Dataset items:
--
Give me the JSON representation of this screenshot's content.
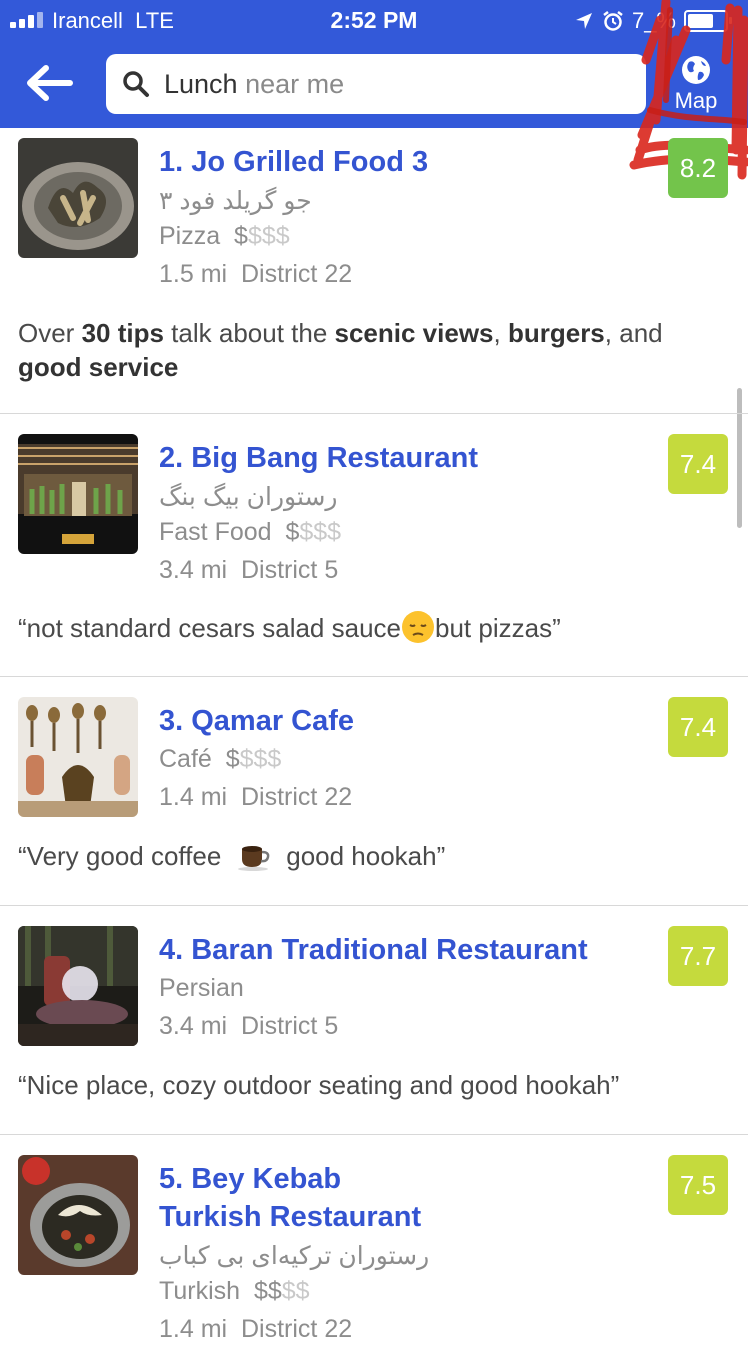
{
  "status_bar": {
    "carrier": "Irancell",
    "network": "LTE",
    "time": "2:52 PM",
    "battery": "7_%",
    "battery_level": 0.78
  },
  "header": {
    "search_query": "Lunch",
    "search_placeholder": "near me",
    "map_label": "Map"
  },
  "colors": {
    "header": "#3359d9",
    "name": "#3454d1",
    "score_high": "#73c44b",
    "score_mid": "#c5da3d",
    "scribble": "#d9261c"
  },
  "venues": [
    {
      "name": "1. Jo Grilled Food 3",
      "native_name": "جو گریلد فود ۳",
      "category": "Pizza",
      "price_on": "$",
      "price_off": "$$$",
      "distance": "1.5 mi",
      "district": "District 22",
      "score": "8.2",
      "tip": {
        "pre": "Over ",
        "b1": "30 tips",
        "mid1": " talk about the ",
        "b2": "scenic views",
        "mid2": ", ",
        "b3": "burgers",
        "mid3": ", and ",
        "b4": "good service"
      }
    },
    {
      "name": "2. Big Bang Restaurant",
      "native_name": "رستوران بیگ بنگ",
      "category": "Fast Food",
      "price_on": "$",
      "price_off": "$$$",
      "distance": "3.4 mi",
      "district": "District 5",
      "score": "7.4",
      "tip_pre": "“not standard cesars salad sauce",
      "tip_emoji": "pensive-face-icon",
      "tip_post": "but pizzas”"
    },
    {
      "name": "3. Qamar Cafe",
      "category": "Café",
      "price_on": "$",
      "price_off": "$$$",
      "distance": "1.4 mi",
      "district": "District 22",
      "score": "7.4",
      "tip_pre": "“Very good coffee",
      "tip_emoji": "coffee-icon",
      "tip_post": "good hookah”"
    },
    {
      "name": "4. Baran Traditional Restaurant",
      "category": "Persian",
      "distance": "3.4 mi",
      "district": "District 5",
      "score": "7.7",
      "tip_text": "“Nice place, cozy outdoor seating and good hookah”"
    },
    {
      "name_line1": "5. Bey Kebab",
      "name_line2": "Turkish Restaurant",
      "native_name": "رستوران ترکیه‌ای بی کباب",
      "category": "Turkish",
      "price_on": "$$",
      "price_off": "$$",
      "distance": "1.4 mi",
      "district": "District 22",
      "score": "7.5"
    }
  ]
}
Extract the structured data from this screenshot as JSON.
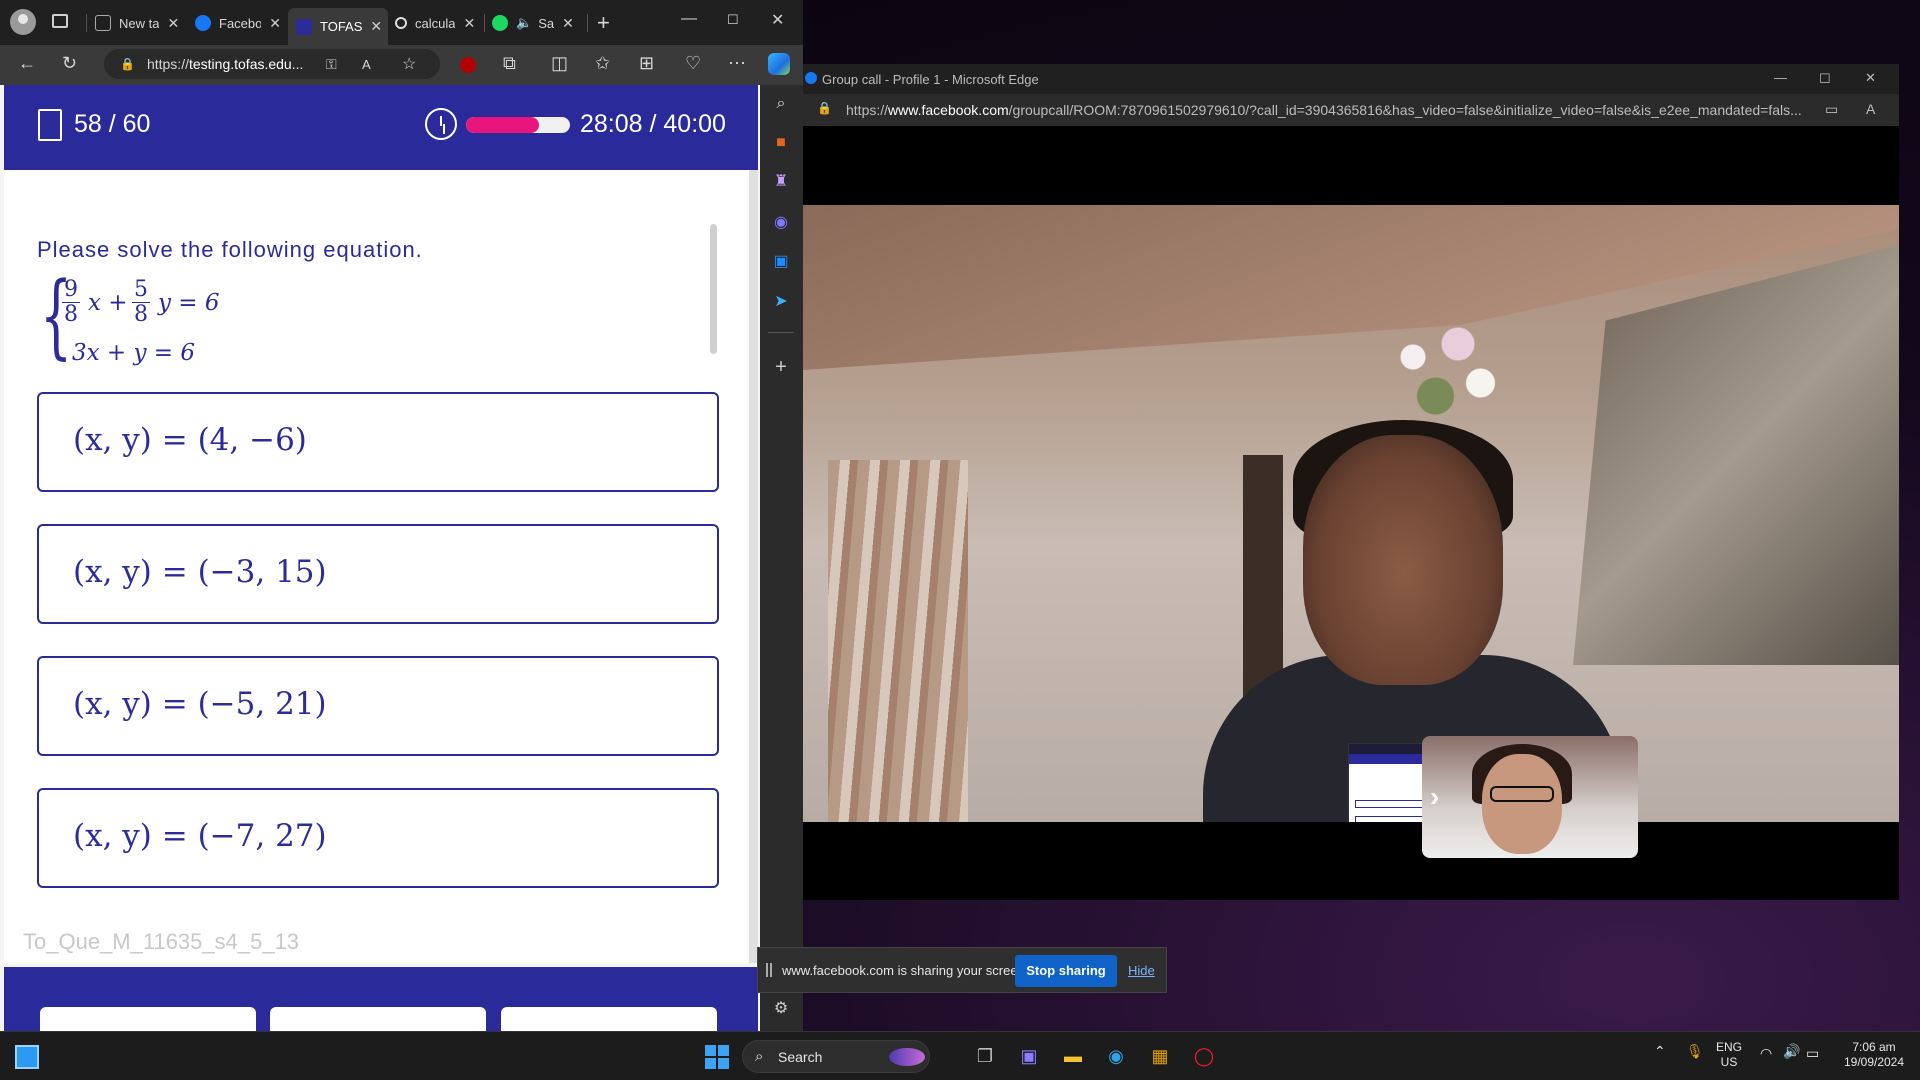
{
  "left_browser": {
    "tabs": [
      {
        "label": "New ta",
        "icon": "page-icon"
      },
      {
        "label": "Facebo",
        "icon": "facebook-icon"
      },
      {
        "label": "TOFAS",
        "icon": "tofas-icon",
        "active": true
      },
      {
        "label": "calcula",
        "icon": "search-icon"
      },
      {
        "label": "Sa",
        "icon": "spotify-icon"
      }
    ],
    "url_prefix": "https://",
    "url_host": "testing.tofas.edu..."
  },
  "quiz": {
    "question_count": "58 / 60",
    "timer": "28:08 / 40:00",
    "time_progress": 0.7,
    "prompt": "Please solve the following equation.",
    "equation": {
      "a_num": "9",
      "a_den": "8",
      "a_var": "x +",
      "b_num": "5",
      "b_den": "8",
      "b_var": "y = 6",
      "line2": "3x + y = 6"
    },
    "options": [
      "(x, y) = (4, −6)",
      "(x, y) = (−3, 15)",
      "(x, y) = (−5, 21)",
      "(x, y) = (−7, 27)"
    ],
    "question_id": "To_Que_M_11635_s4_5_13"
  },
  "call_window": {
    "title": "Group call - Profile 1 - Microsoft Edge",
    "url_prefix": "https://",
    "url_host": "www.facebook.com",
    "url_rest": "/groupcall/ROOM:7870961502979610/?call_id=3904365816&has_video=false&initialize_video=false&is_e2ee_mandated=fals..."
  },
  "share_bar": {
    "message": "www.facebook.com is sharing your screen.",
    "stop_label": "Stop sharing",
    "hide_label": "Hide"
  },
  "taskbar": {
    "search_label": "Search",
    "lang_top": "ENG",
    "lang_bottom": "US",
    "time": "7:06 am",
    "date": "19/09/2024"
  },
  "colors": {
    "quiz_blue": "#2a2a9a",
    "timer_pink": "#e8167c",
    "share_button": "#0f62c8"
  }
}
--
▸ **PROBLEM DESCRIPTION**
Using the listing, copy every line where the word "hookah" shows up.

▸ **SOLUTION TO THIS PROBLEM**
      "tip_post": "good hookah”"
      "tip_text": "“Nice place, cozy outdoor seating and good hookah”"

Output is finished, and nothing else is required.